### SHORT EXERCISE
In full and without alteration, give the listing again.

[Data records]
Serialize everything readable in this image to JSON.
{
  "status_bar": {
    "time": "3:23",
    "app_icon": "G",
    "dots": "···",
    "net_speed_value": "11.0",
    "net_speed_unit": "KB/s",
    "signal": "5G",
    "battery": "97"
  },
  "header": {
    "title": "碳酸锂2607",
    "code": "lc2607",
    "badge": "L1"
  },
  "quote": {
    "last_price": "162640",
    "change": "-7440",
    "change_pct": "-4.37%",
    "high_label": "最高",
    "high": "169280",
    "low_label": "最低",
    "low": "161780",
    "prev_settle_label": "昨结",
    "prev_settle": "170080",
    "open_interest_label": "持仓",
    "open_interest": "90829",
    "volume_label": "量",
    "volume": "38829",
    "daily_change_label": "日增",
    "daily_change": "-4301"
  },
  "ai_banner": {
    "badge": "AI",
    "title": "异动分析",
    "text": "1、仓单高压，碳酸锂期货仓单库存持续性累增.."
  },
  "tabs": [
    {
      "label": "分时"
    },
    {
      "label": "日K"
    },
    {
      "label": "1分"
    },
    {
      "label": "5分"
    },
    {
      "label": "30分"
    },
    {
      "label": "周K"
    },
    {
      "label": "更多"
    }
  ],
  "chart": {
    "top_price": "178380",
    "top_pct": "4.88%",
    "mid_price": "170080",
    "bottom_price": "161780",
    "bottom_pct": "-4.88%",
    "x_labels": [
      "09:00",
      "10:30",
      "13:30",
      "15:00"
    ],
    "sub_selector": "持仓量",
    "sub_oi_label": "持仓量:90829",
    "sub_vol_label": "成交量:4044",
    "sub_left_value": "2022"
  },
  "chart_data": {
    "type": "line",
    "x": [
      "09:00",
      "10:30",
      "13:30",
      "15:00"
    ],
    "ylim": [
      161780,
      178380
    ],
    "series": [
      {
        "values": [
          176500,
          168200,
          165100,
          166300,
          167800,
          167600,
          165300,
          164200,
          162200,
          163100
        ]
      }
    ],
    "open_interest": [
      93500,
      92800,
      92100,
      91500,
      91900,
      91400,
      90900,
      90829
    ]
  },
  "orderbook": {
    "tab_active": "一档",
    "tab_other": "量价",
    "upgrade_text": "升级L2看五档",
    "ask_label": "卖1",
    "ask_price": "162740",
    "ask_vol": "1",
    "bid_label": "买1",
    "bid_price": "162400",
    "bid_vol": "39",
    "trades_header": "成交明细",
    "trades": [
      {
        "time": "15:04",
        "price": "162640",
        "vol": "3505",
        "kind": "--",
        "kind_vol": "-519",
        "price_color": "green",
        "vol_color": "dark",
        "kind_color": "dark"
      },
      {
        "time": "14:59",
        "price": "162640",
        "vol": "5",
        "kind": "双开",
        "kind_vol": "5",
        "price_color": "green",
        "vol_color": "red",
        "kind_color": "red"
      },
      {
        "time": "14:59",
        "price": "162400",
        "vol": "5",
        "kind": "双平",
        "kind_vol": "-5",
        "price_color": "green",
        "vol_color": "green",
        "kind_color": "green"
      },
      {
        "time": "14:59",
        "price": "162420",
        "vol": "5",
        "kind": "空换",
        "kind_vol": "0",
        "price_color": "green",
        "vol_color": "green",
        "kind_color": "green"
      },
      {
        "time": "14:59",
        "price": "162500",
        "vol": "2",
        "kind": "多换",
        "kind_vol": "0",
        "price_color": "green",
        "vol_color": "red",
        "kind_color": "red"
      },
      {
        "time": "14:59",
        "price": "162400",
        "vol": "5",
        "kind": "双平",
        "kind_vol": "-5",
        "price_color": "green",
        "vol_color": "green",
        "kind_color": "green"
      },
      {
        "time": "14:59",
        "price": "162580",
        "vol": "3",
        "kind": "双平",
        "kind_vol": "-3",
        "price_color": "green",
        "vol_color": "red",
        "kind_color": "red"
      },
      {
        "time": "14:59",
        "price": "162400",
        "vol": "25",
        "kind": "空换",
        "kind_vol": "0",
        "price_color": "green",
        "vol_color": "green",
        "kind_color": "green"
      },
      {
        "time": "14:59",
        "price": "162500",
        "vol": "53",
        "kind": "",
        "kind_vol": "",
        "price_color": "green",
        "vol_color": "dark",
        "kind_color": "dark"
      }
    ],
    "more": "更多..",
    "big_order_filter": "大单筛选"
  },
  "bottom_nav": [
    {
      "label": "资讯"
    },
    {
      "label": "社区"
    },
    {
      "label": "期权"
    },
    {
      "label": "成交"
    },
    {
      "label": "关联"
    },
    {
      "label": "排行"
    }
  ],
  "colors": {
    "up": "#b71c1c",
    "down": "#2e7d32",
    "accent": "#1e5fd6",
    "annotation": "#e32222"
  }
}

### WRITTEN ANSWER
Serialize everything readable in this image to JSON.
{
  "status_bar": {
    "time": "3:23",
    "app_icon": "G",
    "dots": "···",
    "net_speed_value": "11.0",
    "net_speed_unit": "KB/s",
    "signal": "5G",
    "battery": "97"
  },
  "header": {
    "title": "碳酸锂2607",
    "code": "lc2607",
    "badge": "L1"
  },
  "quote": {
    "last_price": "162640",
    "change": "-7440",
    "change_pct": "-4.37%",
    "high_label": "最高",
    "high": "169280",
    "low_label": "最低",
    "low": "161780",
    "prev_settle_label": "昨结",
    "prev_settle": "170080",
    "open_interest_label": "持仓",
    "open_interest": "90829",
    "volume_label": "量",
    "volume": "38829",
    "daily_change_label": "日增",
    "daily_change": "-4301"
  },
  "ai_banner": {
    "badge": "AI",
    "title": "异动分析",
    "text": "1、仓单高压，碳酸锂期货仓单库存持续性累增.."
  },
  "tabs": [
    {
      "label": "分时"
    },
    {
      "label": "日K"
    },
    {
      "label": "1分"
    },
    {
      "label": "5分"
    },
    {
      "label": "30分"
    },
    {
      "label": "周K"
    },
    {
      "label": "更多"
    }
  ],
  "chart": {
    "top_price": "178380",
    "top_pct": "4.88%",
    "mid_price": "170080",
    "bottom_price": "161780",
    "bottom_pct": "-4.88%",
    "x_labels": [
      "09:00",
      "10:30",
      "13:30",
      "15:00"
    ],
    "sub_selector": "持仓量",
    "sub_oi_label": "持仓量:90829",
    "sub_vol_label": "成交量:4044",
    "sub_left_value": "2022"
  },
  "chart_data": {
    "type": "line",
    "x": [
      "09:00",
      "10:30",
      "13:30",
      "15:00"
    ],
    "ylim": [
      161780,
      178380
    ],
    "series": [
      {
        "values": [
          176500,
          168200,
          165100,
          166300,
          167800,
          167600,
          165300,
          164200,
          162200,
          163100
        ]
      }
    ],
    "open_interest": [
      93500,
      92800,
      92100,
      91500,
      91900,
      91400,
      90900,
      90829
    ]
  },
  "orderbook": {
    "tab_active": "一档",
    "tab_other": "量价",
    "upgrade_text": "升级L2看五档",
    "ask_label": "卖1",
    "ask_price": "162740",
    "ask_vol": "1",
    "bid_label": "买1",
    "bid_price": "162400",
    "bid_vol": "39",
    "trades_header": "成交明细",
    "trades": [
      {
        "time": "15:04",
        "price": "162640",
        "vol": "3505",
        "kind": "--",
        "kind_vol": "-519",
        "price_color": "green",
        "vol_color": "dark",
        "kind_color": "dark"
      },
      {
        "time": "14:59",
        "price": "162640",
        "vol": "5",
        "kind": "双开",
        "kind_vol": "5",
        "price_color": "green",
        "vol_color": "red",
        "kind_color": "red"
      },
      {
        "time": "14:59",
        "price": "162400",
        "vol": "5",
        "kind": "双平",
        "kind_vol": "-5",
        "price_color": "green",
        "vol_color": "green",
        "kind_color": "green"
      },
      {
        "time": "14:59",
        "price": "162420",
        "vol": "5",
        "kind": "空换",
        "kind_vol": "0",
        "price_color": "green",
        "vol_color": "green",
        "kind_color": "green"
      },
      {
        "time": "14:59",
        "price": "162500",
        "vol": "2",
        "kind": "多换",
        "kind_vol": "0",
        "price_color": "green",
        "vol_color": "red",
        "kind_color": "red"
      },
      {
        "time": "14:59",
        "price": "162400",
        "vol": "5",
        "kind": "双平",
        "kind_vol": "-5",
        "price_color": "green",
        "vol_color": "green",
        "kind_color": "green"
      },
      {
        "time": "14:59",
        "price": "162580",
        "vol": "3",
        "kind": "双平",
        "kind_vol": "-3",
        "price_color": "green",
        "vol_color": "red",
        "kind_color": "red"
      },
      {
        "time": "14:59",
        "price": "162400",
        "vol": "25",
        "kind": "空换",
        "kind_vol": "0",
        "price_color": "green",
        "vol_color": "green",
        "kind_color": "green"
      },
      {
        "time": "14:59",
        "price": "162500",
        "vol": "53",
        "kind": "",
        "kind_vol": "",
        "price_color": "green",
        "vol_color": "dark",
        "kind_color": "dark"
      }
    ],
    "more": "更多..",
    "big_order_filter": "大单筛选"
  },
  "bottom_nav": [
    {
      "label": "资讯"
    },
    {
      "label": "社区"
    },
    {
      "label": "期权"
    },
    {
      "label": "成交"
    },
    {
      "label": "关联"
    },
    {
      "label": "排行"
    }
  ],
  "colors": {
    "up": "#b71c1c",
    "down": "#2e7d32",
    "accent": "#1e5fd6",
    "annotation": "#e32222"
  }
}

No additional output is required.